Raw records:
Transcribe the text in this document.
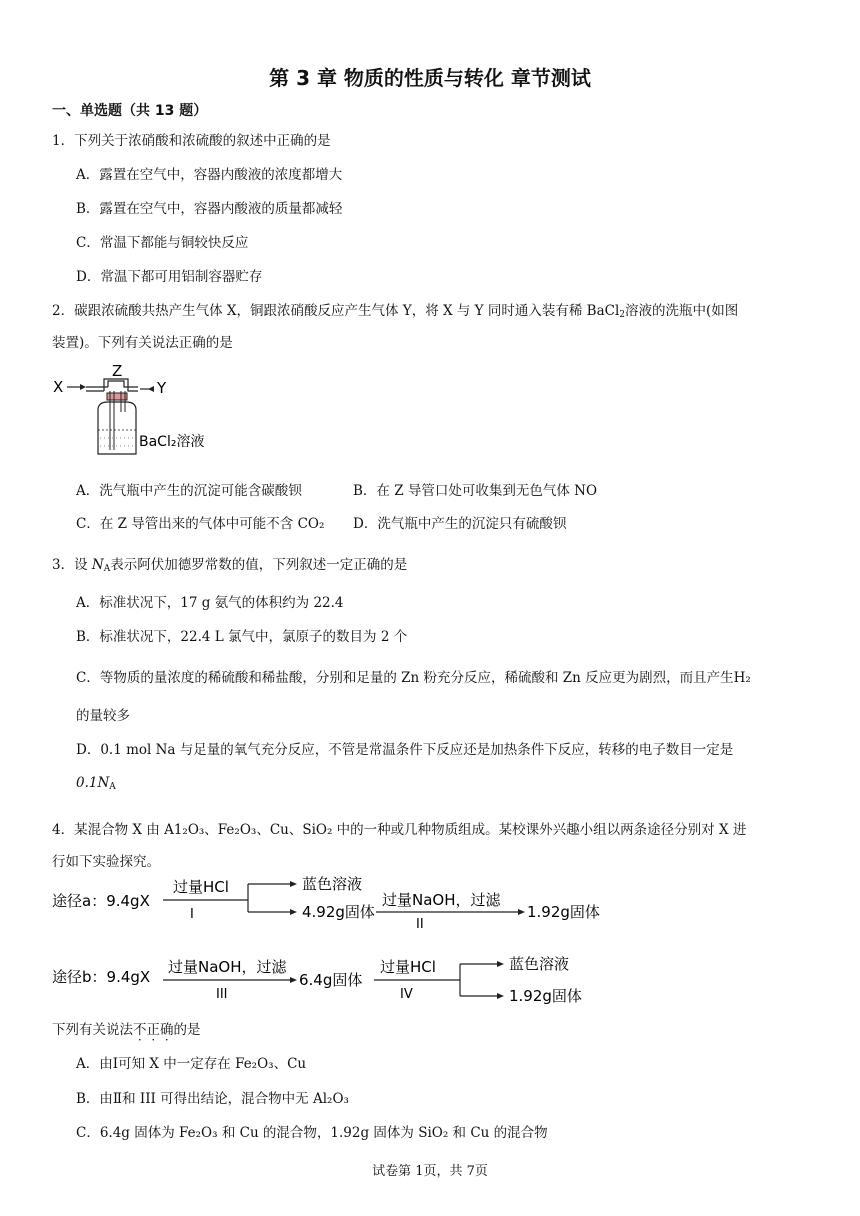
第 3 章 物质的性质与转化 章节测试
一、单选题（共 13 题）
1．下列关于浓硝酸和浓硫酸的叙述中正确的是
A．露置在空气中，容器内酸液的浓度都增大
B．露置在空气中，容器内酸液的质量都减轻
C．常温下都能与铜较快反应
D．常温下都可用铝制容器贮存
2．碳跟浓硫酸共热产生气体 X，铜跟浓硝酸反应产生气体 Y，将 X 与 Y 同时通入装有稀 BaCl$_2$溶液的洗瓶中(如图
装置)。下列有关说法正确的是
X
Z
Y
BaCl₂溶液
A．洗气瓶中产生的沉淀可能含碳酸钡	B．在 Z 导管口处可收集到无色气体 NO
C．在 Z 导管出来的气体中可能不含 CO₂ D．洗气瓶中产生的沉淀只有硫酸钡
3．设 $N_A$表示阿伏加德罗常数的值，下列叙述一定正确的是
A．标准状况下，17 g 氨气的体积约为 22.4
B．标准状况下，22.4 L 氯气中，氯原子的数目为 2 个
C．等物质的量浓度的稀硫酸和稀盐酸，分别和足量的 Zn 粉充分反应，稀硫酸和 Zn 反应更为剧烈，而且产生H₂
的量较多
D．0.1 mol Na 与足量的氧气充分反应，不管是常温条件下反应还是加热条件下反应，转移的电子数目一定是
$0.1N_A$
4．某混合物 X 由 A1₂O₃、Fe₂O₃、Cu、SiO₂ 中的一种或几种物质组成。某校课外兴趣小组以两条途径分别对 X 进
行如下实验探究。
途径a：9.4gX
过量HCl
I
蓝色溶液
4.92g固体
过量NaOH，过滤
II
1.92g固体
途径b：9.4gX
过量NaOH，过滤
III
6.4g固体
过量HCl
IV
蓝色溶液
1.92g固体
下列有关说法不正确的是
A．由Ⅰ可知 X 中一定存在 Fe₂O₃、Cu
B．由Ⅱ和 III 可得出结论，混合物中无 Al₂O₃
C．6.4g 固体为 Fe₂O₃ 和 Cu 的混合物，1.92g 固体为 SiO₂ 和 Cu 的混合物
试卷第 1页，共 7页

• [WHAT THE TASK REQUIRES]:
The records above are to be reproduced exactly; the pictures are to be left out.

• [SOLUTION BELOW]:
Transcribe the text in this document.
第 3 章 物质的性质与转化 章节测试
一、单选题（共 13 题）
1．下列关于浓硝酸和浓硫酸的叙述中正确的是
A．露置在空气中，容器内酸液的浓度都增大
B．露置在空气中，容器内酸液的质量都减轻
C．常温下都能与铜较快反应
D．常温下都可用铝制容器贮存
2．碳跟浓硫酸共热产生气体 X，铜跟浓硝酸反应产生气体 Y，将 X 与 Y 同时通入装有稀 BaCl$_2$溶液的洗瓶中(如图
装置)。下列有关说法正确的是
X
Z
Y
BaCl₂溶液
A．洗气瓶中产生的沉淀可能含碳酸钡	B．在 Z 导管口处可收集到无色气体 NO
C．在 Z 导管出来的气体中可能不含 CO₂ D．洗气瓶中产生的沉淀只有硫酸钡
3．设 $N_A$表示阿伏加德罗常数的值，下列叙述一定正确的是
A．标准状况下，17 g 氨气的体积约为 22.4
B．标准状况下，22.4 L 氯气中，氯原子的数目为 2 个
C．等物质的量浓度的稀硫酸和稀盐酸，分别和足量的 Zn 粉充分反应，稀硫酸和 Zn 反应更为剧烈，而且产生H₂
的量较多
D．0.1 mol Na 与足量的氧气充分反应，不管是常温条件下反应还是加热条件下反应，转移的电子数目一定是
$0.1N_A$
4．某混合物 X 由 A1₂O₃、Fe₂O₃、Cu、SiO₂ 中的一种或几种物质组成。某校课外兴趣小组以两条途径分别对 X 进
行如下实验探究。
途径a：9.4gX
过量HCl
I
蓝色溶液
4.92g固体
过量NaOH，过滤
II
1.92g固体
途径b：9.4gX
过量NaOH，过滤
III
6.4g固体
过量HCl
IV
蓝色溶液
1.92g固体
下列有关说法不正确的是
A．由Ⅰ可知 X 中一定存在 Fe₂O₃、Cu
B．由Ⅱ和 III 可得出结论，混合物中无 Al₂O₃
C．6.4g 固体为 Fe₂O₃ 和 Cu 的混合物，1.92g 固体为 SiO₂ 和 Cu 的混合物
试卷第 1页，共 7页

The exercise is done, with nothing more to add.